GIVEN INSTRUCTION:
Using the listing below, please gather every line containing the word "疫情报告".

Dataset items:
======

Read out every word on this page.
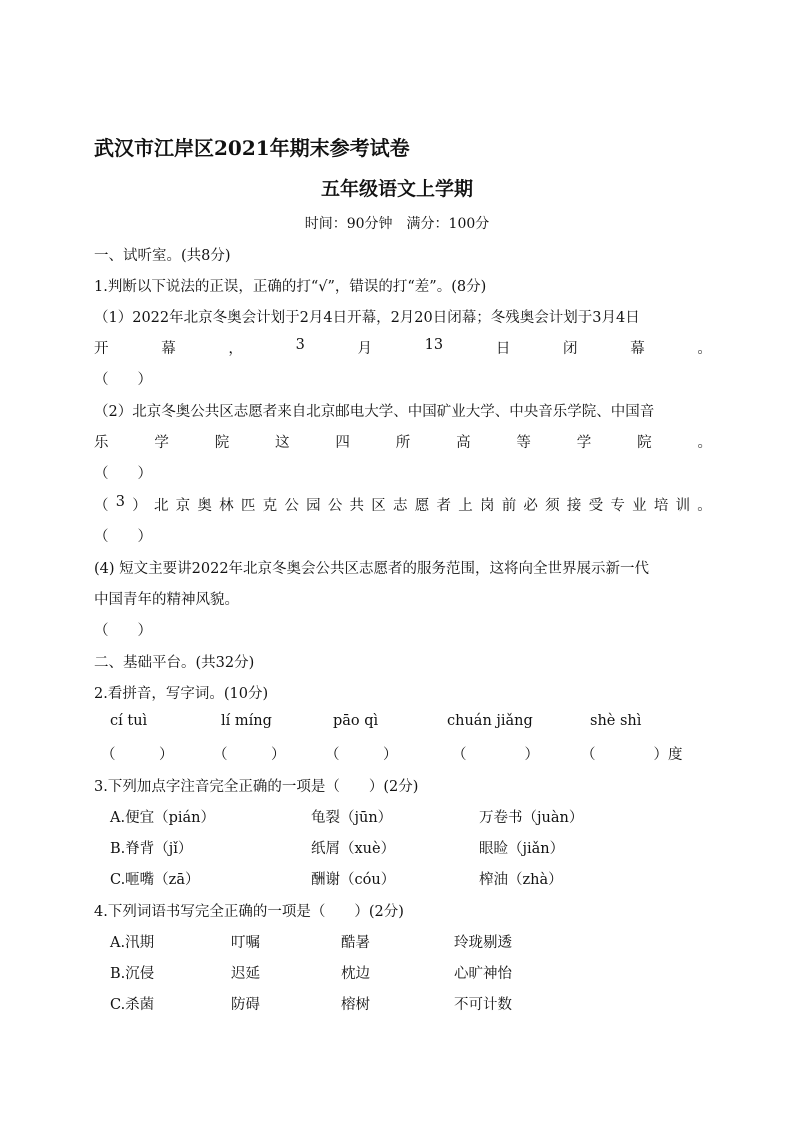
武汉市江岸区2021年期末参考试卷
五年级语文上学期
时间：90分钟　满分：100分
一、试听室。(共8分)
1.判断以下说法的正误，正确的打“√”，错误的打“差”。(8分)
（1）2022年北京冬奥会计划于2月4日开幕，2月20日闭幕；冬残奥会计划于3月4日
开	幕	，	3	月	13	日	闭	幕	。
（　　）
（2）北京冬奥公共区志愿者来自北京邮电大学、中国矿业大学、中央音乐学院、中国音
乐	学	院	这	四	所	高	等	学	院	。
（　　）
（ 3 ） 北 京 奥 林 匹 克 公 园 公 共 区 志 愿 者 上 岗 前 必 须 接 受 专 业 培 训 。
（　　）
(4) 短文主要讲2022年北京冬奥会公共区志愿者的服务范围，这将向全世界展示新一代
中国青年的精神风貌。
（　　）
二、基础平台。(共32分)
2.看拼音，写字词。(10分)
cí tuì	lí míng	pāo qì	chuán jiǎng	shè shì
（　　　）	（　　　）	（　　　）	（　　　　）	（　　　　）度
3.下列加点字注音完全正确的一项是（　　）(2分)
A.便宜（pián）	龟裂（jūn）	万卷书（juàn）
B.脊背（jǐ）	纸屑（xuè）	眼睑（jiǎn）
C.咂嘴（zā）	酬谢（cóu）	榨油（zhà）
4.下列词语书写完全正确的一项是（　　）(2分)
A.汛期	叮嘱	酷暑	玲珑剔透
B.沉侵	迟延	枕边	心旷神怡
C.杀菌	防碍	榕树	不可计数
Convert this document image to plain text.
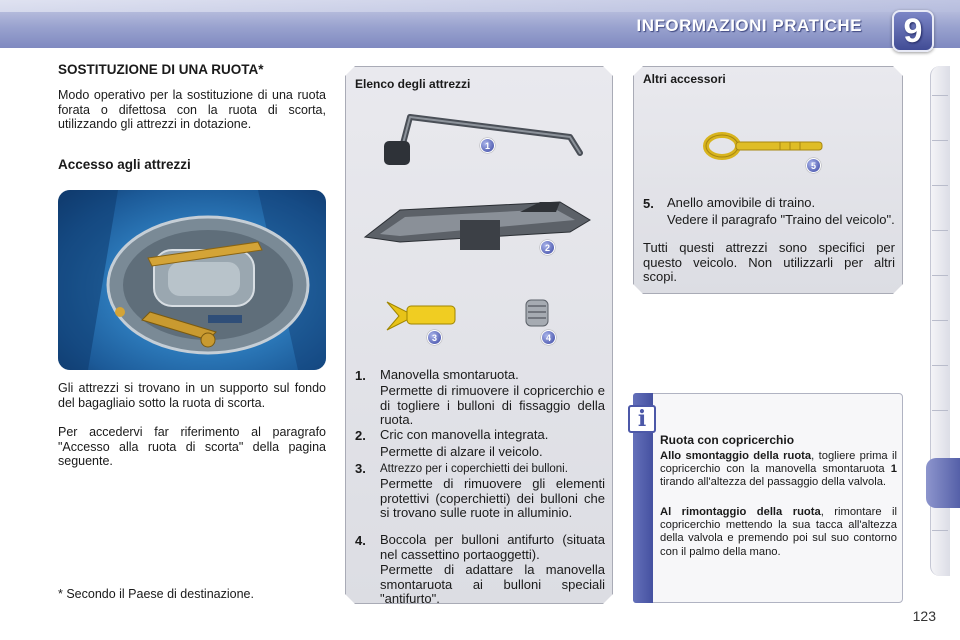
INFORMAZIONI PRATICHE	9
SOSTITUZIONE DI UNA RUOTA*
Modo operativo per la sostituzione di una ruota forata o difettosa con la ruota di scorta, utilizzando gli attrezzi in dotazione.
Accesso agli attrezzi
Gli attrezzi si trovano in un supporto sul fondo del bagagliaio sotto la ruota di scorta.
Per accedervi far riferimento al paragrafo "Accesso alla ruota di scorta" della pagina seguente.
* Secondo il Paese di destinazione.
Elenco degli attrezzi
1
2
3	4
1. Manovella smontaruota.
Permette di rimuovere il copricerchio e di togliere i bulloni di fissaggio della ruota.
2. Cric con manovella integrata.
Permette di alzare il veicolo.
3. Attrezzo per i coperchietti dei bulloni.
Permette di rimuovere gli elementi protettivi (coperchietti) dei bulloni che si trovano sulle ruote in alluminio.
4. Boccola per bulloni antifurto (situata nel cassettino portaoggetti).
Permette di adattare la manovella smontaruota ai bulloni speciali "antifurto".
Altri accessori
5
5. Anello amovibile di traino.
Vedere il paragrafo "Traino del veicolo".
Tutti questi attrezzi sono specifici per questo veicolo. Non utilizzarli per altri scopi.
i
Ruota con copricerchio
Allo smontaggio della ruota, togliere prima il copricerchio con la manovella smontaruota 1 tirando all'altezza del passaggio della valvola.
Al rimontaggio della ruota, rimontare il copricerchio mettendo la sua tacca all'altezza della valvola e premendo poi sul suo contorno con il palmo della mano.
123
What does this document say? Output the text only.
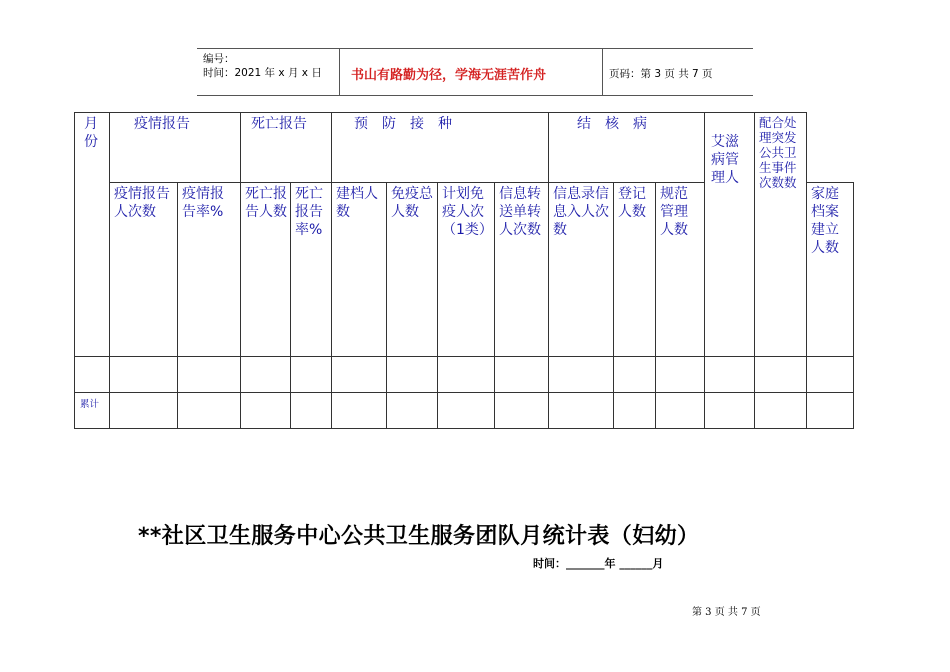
编号：
时间：2021 年 x 月 x 日 书山有路勤为径，学海无涯苦作舟	页码：第 3 页 共 7 页
月份	疫情报告		死亡报告		预　防　接　种				结　核　病			艾滋病管理人	配合处理突发公共卫生事件次数数	

	疫情报告　人次数	疫情报告率%	死亡报告人数	死亡报告率%	建档人数	免疫总人数	计划免疫人次（1类）	信息转送单转人次数	信息录信息入人次数	登记人数	规范管理人数			家庭档案建立人数

累计														

**社区卫生服务中心公共卫生服务团队月统计表（妇幼）
时间：_______年 ______月
第 3 页 共 7 页
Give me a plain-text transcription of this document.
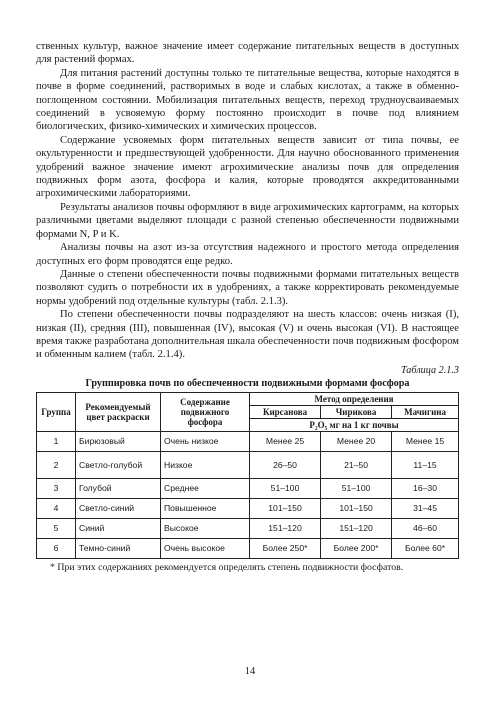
ственных культур, важное значение имеет содержание питательных веществ в доступных для растений формах.

Для питания растений доступны только те питательные вещества, которые находятся в почве в форме соединений, растворимых в воде и слабых кислотах, а также в обменно-поглощенном состоянии. Мобилизация питательных веществ, переход трудноусваиваемых соединений в усвояемую форму постоянно происходит в почве под влиянием биологических, физико-химических и химических процессов.

Содержание усвояемых форм питательных веществ зависит от типа почвы, ее окультуренности и предшествующей удобренности. Для научно обоснованного применения удобрений важное значение имеют агрохимические анализы почв для определения подвижных форм азота, фосфора и калия, которые проводятся аккредитованными агрохимическими лабораториями.

Результаты анализов почвы оформляют в виде агрохимических картограмм, на которых различными цветами выделяют площади с разной степенью обеспеченности подвижными формами N, P и K.

Анализы почвы на азот из-за отсутствия надежного и простого метода определения доступных его форм проводятся еще редко.

Данные о степени обеспеченности почвы подвижными формами питательных веществ позволяют судить о потребности их в удобрениях, а также корректировать рекомендуемые нормы удобрений под отдельные культуры (табл. 2.1.3).

По степени обеспеченности почвы подразделяют на шесть классов: очень низкая (I), низкая (II), средняя (III), повышенная (IV), высокая (V) и очень высокая (VI). В настоящее время также разработана дополнительная шкала обеспеченности почв подвижным фосфором и обменным калием (табл. 2.1.4).

Таблица 2.1.3
Группировка почв по обеспеченности подвижными формами фосфора
Группа	Рекомендуемый цвет раскраски	Содержание подвижного фосфора	Метод определения		
			Кирсанова	Чирикова	Мачигина
			P₂O₅ мг на 1 кг почвы		
1	Бирюзовый	Очень низкое	Менее 25	Менее 20	Менее 15
2	Светло-голубой	Низкое	26–50	21–50	11–15
3	Голубой	Среднее	51–100	51–100	16–30
4	Светло-синий	Повышенное	101–150	101–150	31–45
5	Синий	Высокое	151–120	151–120	46–60
6	Темно-синий	Очень высокое	Более 250*	Более 200*	Более 60*
* При этих содержаниях рекомендуется определять степень подвижности фосфатов.
14
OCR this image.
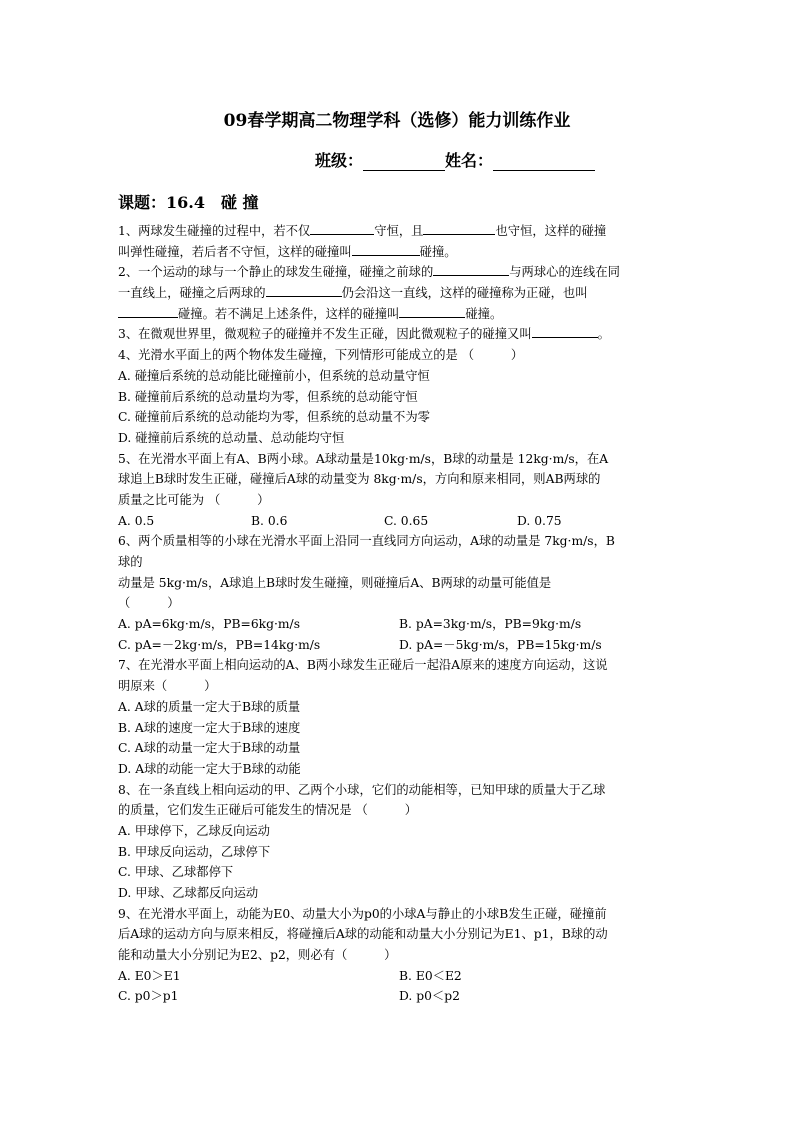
09春学期高二物理学科（选修）能力训练作业
班级：	姓名：
课题：16.4　碰 撞
1、两球发生碰撞的过程中，若不仅	守恒，且	也守恒，这样的碰撞
叫弹性碰撞，若后者不守恒，这样的碰撞叫	碰撞。
2、一个运动的球与一个静止的球发生碰撞，碰撞之前球的	与两球心的连线在同
一直线上，碰撞之后两球的	仍会沿这一直线，这样的碰撞称为正碰，也叫
碰撞。若不满足上述条件，这样的碰撞叫	碰撞。
3、在微观世界里，微观粒子的碰撞并不发生正碰，因此微观粒子的碰撞又叫	。
4、光滑水平面上的两个物体发生碰撞，下列情形可能成立的是 （　　　）
A. 碰撞后系统的总动能比碰撞前小，但系统的总动量守恒
B. 碰撞前后系统的总动量均为零，但系统的总动能守恒
C. 碰撞前后系统的总动能均为零，但系统的总动量不为零
D. 碰撞前后系统的总动量、总动能均守恒
5、在光滑水平面上有A、B两小球。A球动量是10kg·m/s，B球的动量是 12kg·m/s，在A
球追上B球时发生正碰，碰撞后A球的动量变为 8kg·m/s，方向和原来相同，则AB两球的
质量之比可能为 （　　　）
A. 0.5	B. 0.6	C. 0.65	D. 0.75
6、两个质量相等的小球在光滑水平面上沿同一直线同方向运动，A球的动量是 7kg·m/s，B
球的
动量是 5kg·m/s，A球追上B球时发生碰撞，则碰撞后A、B两球的动量可能值是
（　　　）
A. pA=6kg·m/s，PB=6kg·m/s	B. pA=3kg·m/s，PB=9kg·m/s
C. pA=－2kg·m/s，PB=14kg·m/s	D. pA=－5kg·m/s，PB=15kg·m/s
7、在光滑水平面上相向运动的A、B两小球发生正碰后一起沿A原来的速度方向运动，这说
明原来（　　　）
A. A球的质量一定大于B球的质量
B. A球的速度一定大于B球的速度
C. A球的动量一定大于B球的动量
D. A球的动能一定大于B球的动能
8、在一条直线上相向运动的甲、乙两个小球，它们的动能相等，已知甲球的质量大于乙球
的质量，它们发生正碰后可能发生的情况是 （　　　）
A. 甲球停下，乙球反向运动
B. 甲球反向运动，乙球停下
C. 甲球、乙球都停下
D. 甲球、乙球都反向运动
9、在光滑水平面上，动能为E0、动量大小为p0的小球A与静止的小球B发生正碰，碰撞前
后A球的运动方向与原来相反，将碰撞后A球的动能和动量大小分别记为E1、p1，B球的动
能和动量大小分别记为E2、p2，则必有（　　　）
A. E0＞E1	B. E0＜E2
C. p0＞p1	D. p0＜p2
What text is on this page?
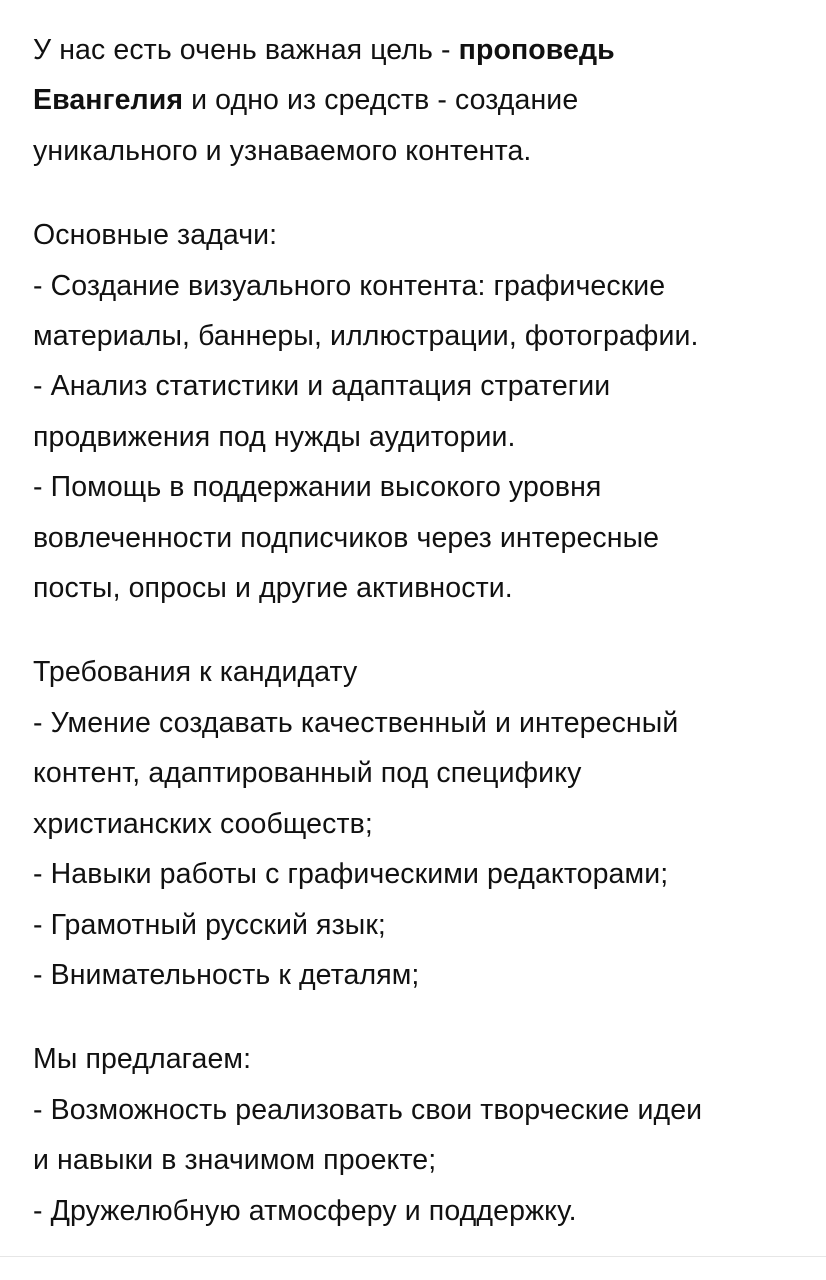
У нас есть очень важная цель - проповедь
Евангелия и одно из средств - создание
уникального и узнаваемого контента.
Основные задачи:
- Создание визуального контента: графические
материалы, баннеры, иллюстрации, фотографии.
- Анализ статистики и адаптация стратегии
продвижения под нужды аудитории.
- Помощь в поддержании высокого уровня
вовлеченности подписчиков через интересные
посты, опросы и другие активности.
Требования к кандидату
- Умение создавать качественный и интересный
контент, адаптированный под специфику
христианских сообществ;
- Навыки работы с графическими редакторами;
- Грамотный русский язык;
- Внимательность к деталям;
Мы предлагаем:
- Возможность реализовать свои творческие идеи
и навыки в значимом проекте;
- Дружелюбную атмосферу и поддержку.
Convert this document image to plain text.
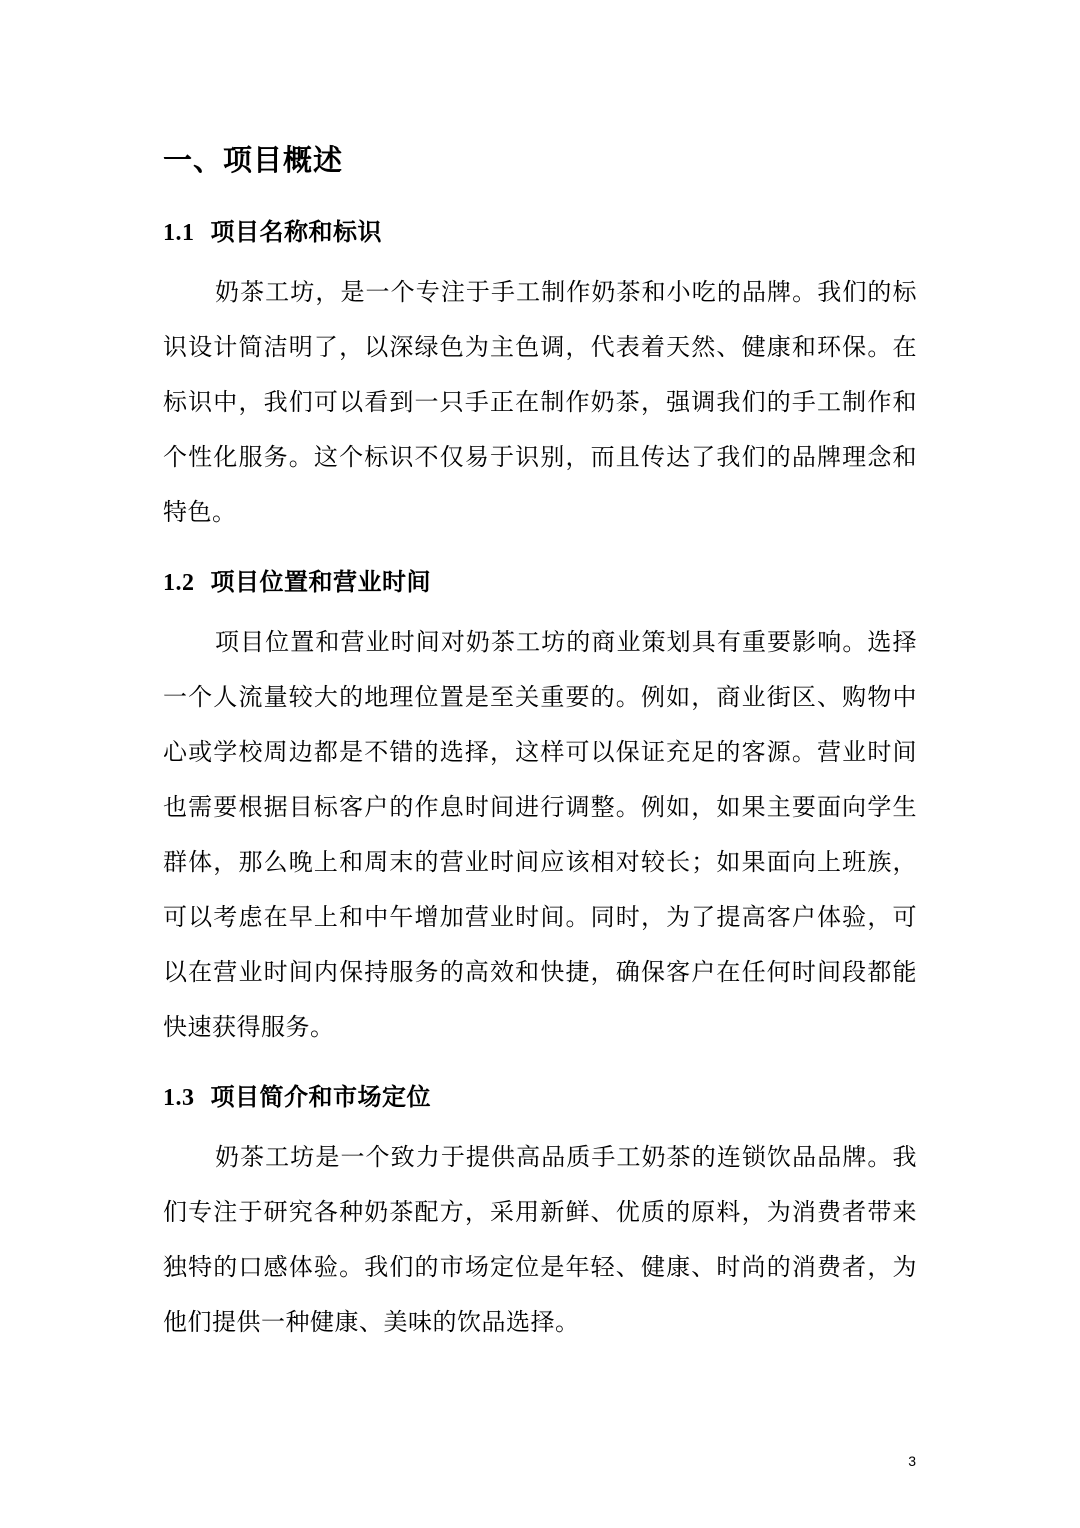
一、项目概述
1.1 项目名称和标识

奶茶工坊，是一个专注于手工制作奶茶和小吃的品牌。我们的标识设计简洁明了，以深绿色为主色调，代表着天然、健康和环保。在标识中，我们可以看到一只手正在制作奶茶，强调我们的手工制作和个性化服务。这个标识不仅易于识别，而且传达了我们的品牌理念和特色。

1.2 项目位置和营业时间

项目位置和营业时间对奶茶工坊的商业策划具有重要影响。选择一个人流量较大的地理位置是至关重要的。例如，商业街区、购物中心或学校周边都是不错的选择，这样可以保证充足的客源。营业时间也需要根据目标客户的作息时间进行调整。例如，如果主要面向学生群体，那么晚上和周末的营业时间应该相对较长；如果面向上班族，可以考虑在早上和中午增加营业时间。同时，为了提高客户体验，可以在营业时间内保持服务的高效和快捷，确保客户在任何时间段都能快速获得服务。

1.3 项目简介和市场定位

奶茶工坊是一个致力于提供高品质手工奶茶的连锁饮品品牌。我们专注于研究各种奶茶配方，采用新鲜、优质的原料，为消费者带来独特的口感体验。我们的市场定位是年轻、健康、时尚的消费者，为他们提供一种健康、美味的饮品选择。

3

======

EXERCISE RESULT:
月份	疫情报告		死亡报告		预　防　接　种				结　核　病			艾滋病管理人	配合处理突发公共卫生事件次数数	
	疫情报告　人次数	疫情报告率%	死亡报告人数	死亡报告率%	建档人数	免疫总人数	计划免疫人次（1类）	信息转送单转人次数	信息录信息入人次数	登记人数	规范管理人数			家庭档案建立人数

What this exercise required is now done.